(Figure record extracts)
§ §

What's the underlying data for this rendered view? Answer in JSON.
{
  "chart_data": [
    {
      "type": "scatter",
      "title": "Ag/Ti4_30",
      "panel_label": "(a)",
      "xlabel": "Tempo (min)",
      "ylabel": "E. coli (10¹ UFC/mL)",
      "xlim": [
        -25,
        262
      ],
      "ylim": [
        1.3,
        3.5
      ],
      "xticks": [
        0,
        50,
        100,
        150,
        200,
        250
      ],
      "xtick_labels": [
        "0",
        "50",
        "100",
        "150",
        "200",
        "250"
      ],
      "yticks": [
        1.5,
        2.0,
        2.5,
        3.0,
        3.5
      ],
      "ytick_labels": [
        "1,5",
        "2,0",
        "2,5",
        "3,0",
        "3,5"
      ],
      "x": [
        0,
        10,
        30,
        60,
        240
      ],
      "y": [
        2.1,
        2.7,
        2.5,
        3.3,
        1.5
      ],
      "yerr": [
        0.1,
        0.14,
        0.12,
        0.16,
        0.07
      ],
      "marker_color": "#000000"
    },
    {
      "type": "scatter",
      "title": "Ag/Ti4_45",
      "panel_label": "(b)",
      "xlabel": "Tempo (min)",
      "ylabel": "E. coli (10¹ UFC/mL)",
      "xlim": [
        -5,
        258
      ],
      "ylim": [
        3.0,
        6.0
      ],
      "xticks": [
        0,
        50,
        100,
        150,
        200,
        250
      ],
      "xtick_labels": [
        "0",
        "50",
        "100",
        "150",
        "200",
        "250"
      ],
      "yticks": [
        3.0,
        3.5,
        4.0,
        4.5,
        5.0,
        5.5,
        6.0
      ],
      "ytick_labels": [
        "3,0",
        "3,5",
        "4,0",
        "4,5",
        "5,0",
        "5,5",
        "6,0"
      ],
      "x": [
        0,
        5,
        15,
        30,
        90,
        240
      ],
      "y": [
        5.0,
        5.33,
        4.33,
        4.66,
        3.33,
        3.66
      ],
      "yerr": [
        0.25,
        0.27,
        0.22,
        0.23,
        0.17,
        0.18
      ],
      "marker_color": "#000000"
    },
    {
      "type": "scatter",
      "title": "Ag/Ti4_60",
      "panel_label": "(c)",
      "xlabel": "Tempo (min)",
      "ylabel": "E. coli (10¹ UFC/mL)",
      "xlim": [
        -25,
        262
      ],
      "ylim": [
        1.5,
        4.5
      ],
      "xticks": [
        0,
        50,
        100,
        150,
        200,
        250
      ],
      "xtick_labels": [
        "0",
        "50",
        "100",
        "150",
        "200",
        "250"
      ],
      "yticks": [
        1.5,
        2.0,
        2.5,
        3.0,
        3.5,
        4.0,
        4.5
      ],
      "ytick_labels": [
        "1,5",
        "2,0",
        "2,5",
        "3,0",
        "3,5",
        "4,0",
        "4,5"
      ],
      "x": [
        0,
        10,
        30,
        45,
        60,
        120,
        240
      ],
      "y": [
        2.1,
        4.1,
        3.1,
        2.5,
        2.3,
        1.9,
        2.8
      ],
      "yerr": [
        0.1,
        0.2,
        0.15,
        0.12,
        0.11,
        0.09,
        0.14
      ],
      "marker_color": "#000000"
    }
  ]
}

§ §

:: THE EXERCISE ::
Restate the data above word for word, please.

:: ANSWER TO THIS TASK ::
What's the underlying data for this rendered view? Answer in JSON.
{
  "chart_data": [
    {
      "type": "scatter",
      "title": "Ag/Ti4_30",
      "panel_label": "(a)",
      "xlabel": "Tempo (min)",
      "ylabel": "E. coli (10¹ UFC/mL)",
      "xlim": [
        -25,
        262
      ],
      "ylim": [
        1.3,
        3.5
      ],
      "xticks": [
        0,
        50,
        100,
        150,
        200,
        250
      ],
      "xtick_labels": [
        "0",
        "50",
        "100",
        "150",
        "200",
        "250"
      ],
      "yticks": [
        1.5,
        2.0,
        2.5,
        3.0,
        3.5
      ],
      "ytick_labels": [
        "1,5",
        "2,0",
        "2,5",
        "3,0",
        "3,5"
      ],
      "x": [
        0,
        10,
        30,
        60,
        240
      ],
      "y": [
        2.1,
        2.7,
        2.5,
        3.3,
        1.5
      ],
      "yerr": [
        0.1,
        0.14,
        0.12,
        0.16,
        0.07
      ],
      "marker_color": "#000000"
    },
    {
      "type": "scatter",
      "title": "Ag/Ti4_45",
      "panel_label": "(b)",
      "xlabel": "Tempo (min)",
      "ylabel": "E. coli (10¹ UFC/mL)",
      "xlim": [
        -5,
        258
      ],
      "ylim": [
        3.0,
        6.0
      ],
      "xticks": [
        0,
        50,
        100,
        150,
        200,
        250
      ],
      "xtick_labels": [
        "0",
        "50",
        "100",
        "150",
        "200",
        "250"
      ],
      "yticks": [
        3.0,
        3.5,
        4.0,
        4.5,
        5.0,
        5.5,
        6.0
      ],
      "ytick_labels": [
        "3,0",
        "3,5",
        "4,0",
        "4,5",
        "5,0",
        "5,5",
        "6,0"
      ],
      "x": [
        0,
        5,
        15,
        30,
        90,
        240
      ],
      "y": [
        5.0,
        5.33,
        4.33,
        4.66,
        3.33,
        3.66
      ],
      "yerr": [
        0.25,
        0.27,
        0.22,
        0.23,
        0.17,
        0.18
      ],
      "marker_color": "#000000"
    },
    {
      "type": "scatter",
      "title": "Ag/Ti4_60",
      "panel_label": "(c)",
      "xlabel": "Tempo (min)",
      "ylabel": "E. coli (10¹ UFC/mL)",
      "xlim": [
        -25,
        262
      ],
      "ylim": [
        1.5,
        4.5
      ],
      "xticks": [
        0,
        50,
        100,
        150,
        200,
        250
      ],
      "xtick_labels": [
        "0",
        "50",
        "100",
        "150",
        "200",
        "250"
      ],
      "yticks": [
        1.5,
        2.0,
        2.5,
        3.0,
        3.5,
        4.0,
        4.5
      ],
      "ytick_labels": [
        "1,5",
        "2,0",
        "2,5",
        "3,0",
        "3,5",
        "4,0",
        "4,5"
      ],
      "x": [
        0,
        10,
        30,
        45,
        60,
        120,
        240
      ],
      "y": [
        2.1,
        4.1,
        3.1,
        2.5,
        2.3,
        1.9,
        2.8
      ],
      "yerr": [
        0.1,
        0.2,
        0.15,
        0.12,
        0.11,
        0.09,
        0.14
      ],
      "marker_color": "#000000"
    }
  ]
}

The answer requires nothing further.